• _SUPPLIED DATA_:
--------------------------------------------------
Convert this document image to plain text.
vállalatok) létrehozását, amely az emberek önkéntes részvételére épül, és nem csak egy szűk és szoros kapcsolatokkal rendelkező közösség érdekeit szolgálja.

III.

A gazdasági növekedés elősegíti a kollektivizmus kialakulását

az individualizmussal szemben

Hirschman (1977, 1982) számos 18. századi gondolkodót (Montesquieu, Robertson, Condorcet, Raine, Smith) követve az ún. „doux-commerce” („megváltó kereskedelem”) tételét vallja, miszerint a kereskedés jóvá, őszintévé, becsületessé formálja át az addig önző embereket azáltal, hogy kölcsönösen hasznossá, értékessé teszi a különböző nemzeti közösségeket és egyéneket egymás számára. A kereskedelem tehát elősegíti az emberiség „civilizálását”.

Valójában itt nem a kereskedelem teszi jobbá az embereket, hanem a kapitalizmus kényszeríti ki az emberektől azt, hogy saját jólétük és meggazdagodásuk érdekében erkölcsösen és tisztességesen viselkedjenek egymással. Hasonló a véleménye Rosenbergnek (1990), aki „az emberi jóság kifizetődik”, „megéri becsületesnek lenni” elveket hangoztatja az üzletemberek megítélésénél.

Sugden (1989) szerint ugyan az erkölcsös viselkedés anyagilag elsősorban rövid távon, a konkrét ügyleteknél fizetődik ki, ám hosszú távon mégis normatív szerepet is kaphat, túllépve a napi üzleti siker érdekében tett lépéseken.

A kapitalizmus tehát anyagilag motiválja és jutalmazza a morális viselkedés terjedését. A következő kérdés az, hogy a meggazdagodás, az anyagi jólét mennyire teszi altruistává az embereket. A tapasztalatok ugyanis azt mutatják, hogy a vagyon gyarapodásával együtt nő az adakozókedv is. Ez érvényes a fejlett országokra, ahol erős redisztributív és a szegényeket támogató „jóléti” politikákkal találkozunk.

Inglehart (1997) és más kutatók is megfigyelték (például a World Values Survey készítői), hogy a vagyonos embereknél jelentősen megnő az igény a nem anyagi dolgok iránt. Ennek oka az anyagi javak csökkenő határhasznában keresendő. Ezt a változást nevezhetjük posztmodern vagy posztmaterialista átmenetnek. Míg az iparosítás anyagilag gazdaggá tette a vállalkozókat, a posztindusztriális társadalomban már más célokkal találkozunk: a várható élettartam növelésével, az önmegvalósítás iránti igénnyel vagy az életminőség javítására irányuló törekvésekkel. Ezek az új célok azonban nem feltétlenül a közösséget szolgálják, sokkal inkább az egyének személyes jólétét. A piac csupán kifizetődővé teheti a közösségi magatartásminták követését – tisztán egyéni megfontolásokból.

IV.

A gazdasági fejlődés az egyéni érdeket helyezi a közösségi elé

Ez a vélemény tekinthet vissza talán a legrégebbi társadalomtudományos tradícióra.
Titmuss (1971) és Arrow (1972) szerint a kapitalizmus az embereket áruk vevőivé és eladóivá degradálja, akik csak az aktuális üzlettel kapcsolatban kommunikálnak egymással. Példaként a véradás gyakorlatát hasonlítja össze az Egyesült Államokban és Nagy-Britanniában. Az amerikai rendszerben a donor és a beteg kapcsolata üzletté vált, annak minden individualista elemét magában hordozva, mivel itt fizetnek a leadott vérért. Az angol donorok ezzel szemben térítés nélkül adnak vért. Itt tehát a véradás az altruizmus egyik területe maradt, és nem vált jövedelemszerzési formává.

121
--------------------------------------------------
• _REQUIREMENT_: Copy each line of the data above without altering a single character.

• _RESPONSE FOR THIS EXERCISE_:
Convert this document image to plain text.
vállalatok) létrehozását, amely az emberek önkéntes részvételére épül, és nem csak egy szűk és szoros kapcsolatokkal rendelkező közösség érdekeit szolgálja.

III.

A gazdasági növekedés elősegíti a kollektivizmus kialakulását

az individualizmussal szemben

Hirschman (1977, 1982) számos 18. századi gondolkodót (Montesquieu, Robertson, Condorcet, Raine, Smith) követve az ún. „doux-commerce” („megváltó kereskedelem”) tételét vallja, miszerint a kereskedés jóvá, őszintévé, becsületessé formálja át az addig önző embereket azáltal, hogy kölcsönösen hasznossá, értékessé teszi a különböző nemzeti közösségeket és egyéneket egymás számára. A kereskedelem tehát elősegíti az emberiség „civilizálását”.

Valójában itt nem a kereskedelem teszi jobbá az embereket, hanem a kapitalizmus kényszeríti ki az emberektől azt, hogy saját jólétük és meggazdagodásuk érdekében erkölcsösen és tisztességesen viselkedjenek egymással. Hasonló a véleménye Rosenbergnek (1990), aki „az emberi jóság kifizetődik”, „megéri becsületesnek lenni” elveket hangoztatja az üzletemberek megítélésénél.

Sugden (1989) szerint ugyan az erkölcsös viselkedés anyagilag elsősorban rövid távon, a konkrét ügyleteknél fizetődik ki, ám hosszú távon mégis normatív szerepet is kaphat, túllépve a napi üzleti siker érdekében tett lépéseken.

A kapitalizmus tehát anyagilag motiválja és jutalmazza a morális viselkedés terjedését. A következő kérdés az, hogy a meggazdagodás, az anyagi jólét mennyire teszi altruistává az embereket. A tapasztalatok ugyanis azt mutatják, hogy a vagyon gyarapodásával együtt nő az adakozókedv is. Ez érvényes a fejlett országokra, ahol erős redisztributív és a szegényeket támogató „jóléti” politikákkal találkozunk.

Inglehart (1997) és más kutatók is megfigyelték (például a World Values Survey készítői), hogy a vagyonos embereknél jelentősen megnő az igény a nem anyagi dolgok iránt. Ennek oka az anyagi javak csökkenő határhasznában keresendő. Ezt a változást nevezhetjük posztmodern vagy posztmaterialista átmenetnek. Míg az iparosítás anyagilag gazdaggá tette a vállalkozókat, a posztindusztriális társadalomban már más célokkal találkozunk: a várható élettartam növelésével, az önmegvalósítás iránti igénnyel vagy az életminőség javítására irányuló törekvésekkel. Ezek az új célok azonban nem feltétlenül a közösséget szolgálják, sokkal inkább az egyének személyes jólétét. A piac csupán kifizetődővé teheti a közösségi magatartásminták követését – tisztán egyéni megfontolásokból.

IV.

A gazdasági fejlődés az egyéni érdeket helyezi a közösségi elé

Ez a vélemény tekinthet vissza talán a legrégebbi társadalomtudományos tradícióra.
Titmuss (1971) és Arrow (1972) szerint a kapitalizmus az embereket áruk vevőivé és eladóivá degradálja, akik csak az aktuális üzlettel kapcsolatban kommunikálnak egymással. Példaként a véradás gyakorlatát hasonlítja össze az Egyesült Államokban és Nagy-Britanniában. Az amerikai rendszerben a donor és a beteg kapcsolata üzletté vált, annak minden individualista elemét magában hordozva, mivel itt fizetnek a leadott vérért. Az angol donorok ezzel szemben térítés nélkül adnak vért. Itt tehát a véradás az altruizmus egyik területe maradt, és nem vált jövedelemszerzési formává.

121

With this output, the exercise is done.